## Begin DATA TO USE

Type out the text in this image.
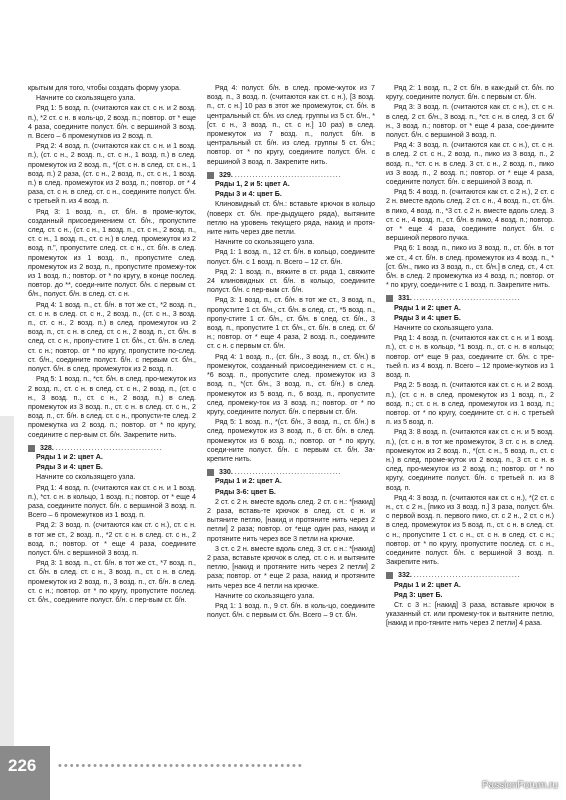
крытым для того, чтобы создать форму узора.

Начните со скользящего узла.

Ряд 1: 5 возд. п. (считаются как ст. с н. и 2 возд. п.), *2 ст. с н. в коль-цо, 2 возд. п.; повтор. от * еще 4 раза, соедините полуст. б/н. с вершиной 3 возд. п. Всего – 6 промежутков из 2 возд. п.

Ряд 2: 4 возд. п. (считаются как ст. с н. и 1 возд. п.), (ст. с н., 2 возд. п., ст. с н., 1 возд. п.) в след. промежуток из 2 возд. п., *(ст. с н. в след. ст. с н., 1 возд. п.) 2 раза, (ст. с н., 2 возд. п., ст. с н., 1 возд. п.) в след. промежуток из 2 возд. п.; повтор. от * 4 раза, ст. с н. в след. ст. с н., соедините полуст. б/н. с третьей п. из 4 возд. п.

Ряд 3: 1 возд. п., ст. б/н. в проме-жуток, созданный присоединением ст. б/н., пропустите след. ст. с н., (ст. с н., 1 возд. п., ст. с н., 2 возд. п., ст. с н., 1 возд. п., ст. с н.) в след. промежуток из 2 возд. п.", пропустите след. ст. с н., ст. б/н. в след. промежуток из 1 возд. п., пропустите след. промежуток из 2 возд. п., пропустите промежу-ток из 1 возд. п.; повтор. от * по кругу, в конце послед. повтор. до **, соеди-ните полуст. б/н. с первым ст. б/н., полуст. б/н. в след. ст. с н.

Ряд 4: 1 возд. п., ст. б/н. в тот же ст., *2 возд. п., ст. с н. в след. ст. с н., 2 возд. п., (ст. с н., 3 возд. п., ст. с н., 2 возд. п.) в след. промежуток из 2 возд. п., ст. с н. в след. ст. с н., 2 возд. п., ст. б/н. в след. ст. с н., пропу-стите 1 ст. б/н., ст. б/н. в след. ст. с н.; повтор. от * по кругу, пропустите по-след. ст. б/н., соедините полуст. б/н. с первым ст. б/н., полуст. б/н. в след. промежуток из 2 возд. п.

Ряд 5: 1 возд. п., *ст. б/н. в след. про-межуток из 2 возд. п., ст. с н. в след. ст. с н., 2 возд. п., (ст. с н., 3 возд. п., ст. с н., 2 возд. п.) в след. промежуток из 3 возд. п., ст. с н. в след. ст. с н., 2 возд. п., ст. б/н. в след. ст. с н., пропусти-те след. 2 промежутка из 2 возд. п.; повтор. от * по кругу, соедините с пер-вым ст. б/н. Закрепите нить.

328. ....................................

Ряды 1 и 2: цвет А.

Ряды 3 и 4: цвет Б.

Начните со скользящего узла.

Ряд 1: 4 возд. п. (считаются как ст. с н. и 1 возд. п.), *ст. с н. в кольцо, 1 возд. п.; повтор. от * еще 4 раза, соедините полуст. б/н. с вершиной 3 возд. п. Всего – 6 промежутков из 1 возд. п.

Ряд 2: 3 возд. п. (считаются как ст. с н.), ст. с н. в тот же ст., 2 возд. п., *2 ст. с н. в след. ст. с н., 2 возд. п.; повтор. от * еще 4 раза, соедините полуст. б/н. с вершиной 3 возд. п.

Ряд 3: 1 возд. п., ст. б/н. в тот же ст., *7 возд. п., ст. б/н. в след. ст. с н., 3 возд. п., ст. с н. в след. промежуток из 2 возд. п., 3 возд. п., ст. б/н. в след. ст. с н.; повтор. от * по кругу, пропустите послед. ст. б/н., соедините полуст. б/н. с пер-вым ст. б/н.

Ряд 4: полуст. б/н. в след. проме-жуток из 7 возд. п., 3 возд. п. (считаются как ст. с н.), [3 возд. п., ст. с н.] 10 раз в этот же промежуток, ст. б/н. в центральный ст. б/н. из след. группы из 5 ст. б/н., *[ст. с н., 3 возд. п., ст. с н.] 10 раз) в след. промежуток из 7 возд. п., полуст. б/н. в центральный ст. б/н. из след. группы 5 ст. б/н.; повтор. от * по кругу, соедините полуст. б/н. с вершиной 3 возд. п. Закрепите нить.

329. ....................................

Ряды 1, 2 и 5: цвет А.

Ряды 3 и 4: цвет Б.

Клиновидный ст. б/н.: вставьте крючок в кольцо (поверх ст. б/н. пре-дыдущего ряда), вытяните петлю на уровень текущего ряда, накид и протя-ните нить через две петли.

Начните со скользящего узла.

Ряд 1: 1 возд. п., 12 ст. б/н. в кольцо, соедините полуст. б/н. с 1 возд. п. Всего – 12 ст. б/н.

Ряд 2: 1 возд. п., вяжите в ст. ряда 1, свяжите 24 клиновидных ст. б/н. в кольцо, соедините полуст. б/н. с пер-вым ст. б/н.

Ряд 3: 1 возд. п., ст. б/н. в тот же ст., 3 возд. п., пропустите 1 ст. б/н., ст. б/н. в след. ст., *5 возд. п., пропу-стите 1 ст. б/н., ст. б/н. в след. ст. б/н., 3 возд. п., пропустите 1 ст. б/н., ст. б/н. в след. ст. б/н.; повтор. от * еще 4 раза, 2 возд. п., соедините ст. с н. с первым ст. б/н.

Ряд 4: 1 возд. п., (ст. б/н., 3 возд. п., ст. б/н.) в промежуток, созданный присоединением ст. с н., *6 возд. п., пропустите след. промежуток из 3 возд. п., *(ст. б/н., 3 возд. п., ст. б/н.) в след. промежуток из 5 возд. п., 6 возд. п., пропустите след. промежу-ток из 3 возд. п.; повтор. от * по кругу, соедините полуст. б/н. с первым ст. б/н.

Ряд 5: 1 возд. п., *(ст. б/н., 3 возд. п., ст. б/н.) в след. промежуток из 3 возд. п., 6 ст. б/н. в след. промежуток из 6 возд. п.; повтор. от * по кругу, соеди-ните полуст. б/н. с первым ст. б/н. За-крепите нить.

330. ....................................

Ряды 1 и 2: цвет А.

Ряды 3-6: цвет Б.

2 ст. с 2 н. вместе вдоль след. 2 ст. с н.: *[накид] 2 раза, вставь-те крючок в след. ст. с н. и вытяните петлю, [накид и протяните нить через 2 петли] 2 раза; повтор. от *еще один раз, накид и протяните нить через все 3 петли на крючке.

3 ст. с 2 н. вместе вдоль след. 3 ст. с н.: *[накид] 2 раза, вставьте крючок в след. ст. с н. и вытяните петлю, [накид и протяните нить через 2 петли] 2 раза; повтор. от * еще 2 раза, накид и протяните нить через все 4 петли на крючке.

Начните со скользящего узла.

Ряд 1: 1 возд. п., 9 ст. б/н. в коль-цо, соедините полуст. б/н. с первым ст. б/н. Всего – 9 ст. б/н.

Ряд 2: 1 возд. п., 2 ст. б/н. в каж-дый ст. б/н. по кругу, соедините полуст. б/н. с первым ст. б/н.

Ряд 3: 3 возд. п. (считаются как ст. с н.), ст. с н. в след. 2 ст. б/н., 3 возд. п., *ст. с н. в след. 3 ст. б/н., 3 возд. п.; повтор. от * еще 4 раза, сое-дините полуст. б/н. с вершиной 3 возд. п.

Ряд 4: 3 возд. п. (считаются как ст. с н.), ст. с н. в след. 2 ст. с н., 2 возд. п., пико из 3 возд. п., 2 возд. п., *ст. с н. в след. 3 ст. с н., 2 возд. п., пико из 3 возд. п., 2 возд. п.; повтор. от * еще 4 раза, соедините полуст. б/н. с вершиной 3 возд. п.

Ряд 5: 4 возд. п. (считаются как ст. с 2 н.), 2 ст. с 2 н. вместе вдоль след. 2 ст. с н., 4 возд. п., ст. б/н. в пико, 4 возд. п., *3 ст. с 2 н. вместе вдоль след. 3 ст. с н., 4 возд. п., ст. б/н. в пико, 4 возд. п.; повтор. от * еще 4 раза, соедините полуст. б/н. с вершиной первого пучка.

Ряд 6: 1 возд. п., пико из 3 возд. п., ст. б/н. в тот же ст., 4 ст. б/н. в след. промежуток из 4 возд. п., *[ст. б/н., пико из 3 возд. п., ст. б/н.] в след. ст., 4 ст. б/н. в след. 2 промежутка из 4 возд. п.; повтор. от * по кругу, соеди-ните с 1 возд. п. Закрепите нить.

331. ....................................

Ряды 1 и 2: цвет А.

Ряды 3 и 4: цвет Б.

Начните со скользящего узла.

Ряд 1: 4 возд. п. (считаются как ст. с н. и 1 возд. п.), ст. с н. в кольцо, *1 возд. п., ст. с н. в кольцо; повтор. от* еще 9 раз, соедините ст. б/н. с тре-тьей п. из 4 возд. п. Всего – 12 проме-жутков из 1 возд. п.

Ряд 2: 5 возд. п. (считаются как ст. с н. и 2 возд. п.), (ст. с н. в след. промежуток из 1 возд. п., 2 возд. п.; ст. с н. в след. промежуток из 1 возд. п.; повтор. от * по кругу, соедините ст. с н. с третьей п. из 5 возд. п.

Ряд 3: 8 возд. п. (считаются как ст. с н. и 5 возд. п.), (ст. с н. в тот же промежуток, 3 ст. с н. в след. промежуток из 2 возд. п., *(ст. с н., 5 возд. п., ст. с н.) в след. проме-жуток из 2 возд. п., 3 ст. с н. в след. про-межуток из 2 возд. п.; повтор. от * по кругу, соедините полуст. б/н. с третьей п. из 8 возд. п.

Ряд 4: 3 возд. п. (считаются как ст. с н.), *(2 ст. с н., ст. с 2 н., [пико из 3 возд. п.] 3 раза, полуст. б/н. с первой возд. п. первого пико, ст. с 2 н., 2 ст. с н.) в след. промежуток из 5 возд. п., ст. с н. в след. ст. с н., пропустите 1 ст. с н., ст. с н. в след. ст. с н.; повтор. от * по кругу, пропустите послед. ст. с н., соедините полуст. б/н. с вершиной 3 возд. п. Закрепите нить.

332. ....................................

Ряды 1 и 2: цвет А.

Ряд 3: цвет Б.

Ст. с 3 н.: [накид] 3 раза, вставьте крючок в указанный ст. или промежу-ток и вытяните петлю, [накид и про-тяните нить через 2 петли] 4 раза.

226 ••••••••••••••••••••••••••••••••••••••••••
PassionForum.ru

## End DATA TO USE

> **WHAT YOU HAVE TO DO**
Show all lines from the data above in which the word "промежутков" appears.

> **FINISHED ANSWER**
Ряд 1: 5 возд. п. (считаются как ст. с н. и 2 возд. п.), *2 ст. с н. в коль-цо, 2 возд. п.; повтор. от * еще 4 раза, соедините полуст. б/н. с вершиной 3 возд. п. Всего – 6 промежутков из 2 возд. п.
Ряд 1: 4 возд. п. (считаются как ст. с н. и 1 возд. п.), *ст. с н. в кольцо, 1 возд. п.; повтор. от * еще 4 раза, соедините полуст. б/н. с вершиной 3 возд. п. Всего – 6 промежутков из 1 возд. п.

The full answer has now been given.